[Saved entries]
___

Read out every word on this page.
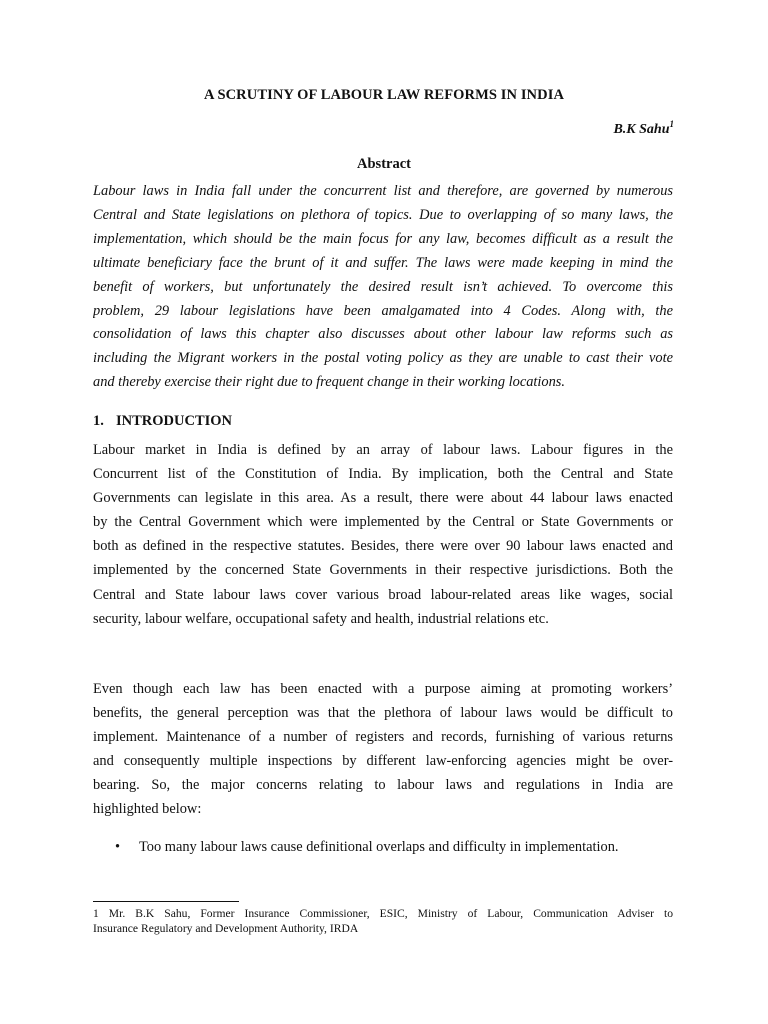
A SCRUTINY OF LABOUR LAW REFORMS IN INDIA
B.K Sahu$^1$
Abstract
Labour laws in India fall under the concurrent list and therefore, are governed by numerous
Central and State legislations on plethora of topics. Due to overlapping of so many laws, the
implementation, which should be the main focus for any law, becomes difficult as a result the
ultimate beneficiary face the brunt of it and suffer. The laws were made keeping in mind the
benefit of workers, but unfortunately the desired result isn’t achieved. To overcome this
problem, 29 labour legislations have been amalgamated into 4 Codes. Along with, the
consolidation of laws this chapter also discusses about other labour law reforms such as
including the Migrant workers in the postal voting policy as they are unable to cast their vote
and thereby exercise their right due to frequent change in their working locations.
1. INTRODUCTION
Labour market in India is defined by an array of labour laws. Labour figures in the
Concurrent list of the Constitution of India. By implication, both the Central and State
Governments can legislate in this area. As a result, there were about 44 labour laws enacted
by the Central Government which were implemented by the Central or State Governments or
both as defined in the respective statutes. Besides, there were over 90 labour laws enacted and
implemented by the concerned State Governments in their respective jurisdictions. Both the
Central and State labour laws cover various broad labour-related areas like wages, social
security, labour welfare, occupational safety and health, industrial relations etc.
Even though each law has been enacted with a purpose aiming at promoting workers’
benefits, the general perception was that the plethora of labour laws would be difficult to
implement. Maintenance of a number of registers and records, furnishing of various returns
and consequently multiple inspections by different law-enforcing agencies might be over-
bearing. So, the major concerns relating to labour laws and regulations in India are
highlighted below:
• Too many labour laws cause definitional overlaps and difficulty in implementation.
1 Mr. B.K Sahu, Former Insurance Commissioner, ESIC, Ministry of Labour, Communication Adviser to
Insurance Regulatory and Development Authority, IRDA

___

> _Work to do_
Reproduce the whole listing exactly, but not the images in it.

> _Written solution_
Read out every word on this page.
A SCRUTINY OF LABOUR LAW REFORMS IN INDIA
B.K Sahu$^1$
Abstract
Labour laws in India fall under the concurrent list and therefore, are governed by numerous
Central and State legislations on plethora of topics. Due to overlapping of so many laws, the
implementation, which should be the main focus for any law, becomes difficult as a result the
ultimate beneficiary face the brunt of it and suffer. The laws were made keeping in mind the
benefit of workers, but unfortunately the desired result isn’t achieved. To overcome this
problem, 29 labour legislations have been amalgamated into 4 Codes. Along with, the
consolidation of laws this chapter also discusses about other labour law reforms such as
including the Migrant workers in the postal voting policy as they are unable to cast their vote
and thereby exercise their right due to frequent change in their working locations.
1. INTRODUCTION
Labour market in India is defined by an array of labour laws. Labour figures in the
Concurrent list of the Constitution of India. By implication, both the Central and State
Governments can legislate in this area. As a result, there were about 44 labour laws enacted
by the Central Government which were implemented by the Central or State Governments or
both as defined in the respective statutes. Besides, there were over 90 labour laws enacted and
implemented by the concerned State Governments in their respective jurisdictions. Both the
Central and State labour laws cover various broad labour-related areas like wages, social
security, labour welfare, occupational safety and health, industrial relations etc.
Even though each law has been enacted with a purpose aiming at promoting workers’
benefits, the general perception was that the plethora of labour laws would be difficult to
implement. Maintenance of a number of registers and records, furnishing of various returns
and consequently multiple inspections by different law-enforcing agencies might be over-
bearing. So, the major concerns relating to labour laws and regulations in India are
highlighted below:
• Too many labour laws cause definitional overlaps and difficulty in implementation.
1 Mr. B.K Sahu, Former Insurance Commissioner, ESIC, Ministry of Labour, Communication Adviser to
Insurance Regulatory and Development Authority, IRDA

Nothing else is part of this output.